Look through the records below, and copy out every line that holds the string "края".
········
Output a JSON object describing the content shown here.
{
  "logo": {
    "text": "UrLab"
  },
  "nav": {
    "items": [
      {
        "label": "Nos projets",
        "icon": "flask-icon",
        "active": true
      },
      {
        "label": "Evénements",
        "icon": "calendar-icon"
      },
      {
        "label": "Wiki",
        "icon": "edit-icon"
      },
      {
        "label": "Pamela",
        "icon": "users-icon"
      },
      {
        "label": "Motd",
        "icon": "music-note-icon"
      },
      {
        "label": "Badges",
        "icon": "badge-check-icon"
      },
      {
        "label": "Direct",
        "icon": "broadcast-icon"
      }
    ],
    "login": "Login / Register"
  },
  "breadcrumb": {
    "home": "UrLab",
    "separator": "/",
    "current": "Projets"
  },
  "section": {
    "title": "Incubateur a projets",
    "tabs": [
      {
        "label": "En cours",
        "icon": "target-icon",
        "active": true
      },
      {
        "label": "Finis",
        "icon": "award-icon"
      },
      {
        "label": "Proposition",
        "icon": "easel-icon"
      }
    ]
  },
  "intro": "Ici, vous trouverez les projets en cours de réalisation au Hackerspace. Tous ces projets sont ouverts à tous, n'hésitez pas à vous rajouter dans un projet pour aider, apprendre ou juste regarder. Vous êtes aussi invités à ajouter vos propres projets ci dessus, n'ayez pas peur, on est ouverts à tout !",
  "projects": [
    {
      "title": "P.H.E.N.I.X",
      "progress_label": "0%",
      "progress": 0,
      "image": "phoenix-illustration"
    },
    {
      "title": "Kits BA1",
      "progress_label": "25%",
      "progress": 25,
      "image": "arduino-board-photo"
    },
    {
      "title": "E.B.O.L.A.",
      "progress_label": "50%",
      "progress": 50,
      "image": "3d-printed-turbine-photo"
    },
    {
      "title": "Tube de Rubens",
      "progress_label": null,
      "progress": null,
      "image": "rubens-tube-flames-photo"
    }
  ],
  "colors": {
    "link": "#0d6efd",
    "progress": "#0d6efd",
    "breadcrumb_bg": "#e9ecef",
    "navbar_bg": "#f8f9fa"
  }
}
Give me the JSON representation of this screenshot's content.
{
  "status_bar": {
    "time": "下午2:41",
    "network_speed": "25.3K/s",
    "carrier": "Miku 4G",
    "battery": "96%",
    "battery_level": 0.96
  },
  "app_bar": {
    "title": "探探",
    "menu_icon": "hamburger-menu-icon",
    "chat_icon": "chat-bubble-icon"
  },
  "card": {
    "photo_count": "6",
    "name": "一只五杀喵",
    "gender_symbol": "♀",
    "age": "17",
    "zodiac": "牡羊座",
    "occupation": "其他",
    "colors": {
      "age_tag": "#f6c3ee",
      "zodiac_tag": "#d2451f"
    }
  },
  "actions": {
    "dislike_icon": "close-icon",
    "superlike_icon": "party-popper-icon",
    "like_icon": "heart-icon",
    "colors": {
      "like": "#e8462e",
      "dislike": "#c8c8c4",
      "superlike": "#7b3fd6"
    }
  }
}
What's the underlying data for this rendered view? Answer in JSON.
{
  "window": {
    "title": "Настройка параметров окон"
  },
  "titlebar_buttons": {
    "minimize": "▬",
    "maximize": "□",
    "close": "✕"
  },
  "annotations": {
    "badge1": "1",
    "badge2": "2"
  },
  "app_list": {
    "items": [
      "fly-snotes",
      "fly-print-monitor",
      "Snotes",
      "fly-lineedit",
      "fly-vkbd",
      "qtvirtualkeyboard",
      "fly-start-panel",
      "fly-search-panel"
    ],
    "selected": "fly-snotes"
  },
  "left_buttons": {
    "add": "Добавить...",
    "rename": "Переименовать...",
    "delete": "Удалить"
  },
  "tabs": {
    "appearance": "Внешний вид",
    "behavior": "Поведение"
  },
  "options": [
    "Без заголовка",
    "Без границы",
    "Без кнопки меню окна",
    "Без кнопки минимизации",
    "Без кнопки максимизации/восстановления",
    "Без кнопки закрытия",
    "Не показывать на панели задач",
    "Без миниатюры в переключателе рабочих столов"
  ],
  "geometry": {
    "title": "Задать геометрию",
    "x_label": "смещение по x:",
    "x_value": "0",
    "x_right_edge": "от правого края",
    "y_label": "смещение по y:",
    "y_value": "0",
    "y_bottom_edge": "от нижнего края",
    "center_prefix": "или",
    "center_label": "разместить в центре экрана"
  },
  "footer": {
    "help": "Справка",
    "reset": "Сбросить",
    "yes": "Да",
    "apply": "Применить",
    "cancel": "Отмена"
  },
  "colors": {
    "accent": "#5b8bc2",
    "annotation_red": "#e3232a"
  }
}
········
• **Correct result**
    "x_right_edge": "от правого края",
    "y_bottom_edge": "от нижнего края",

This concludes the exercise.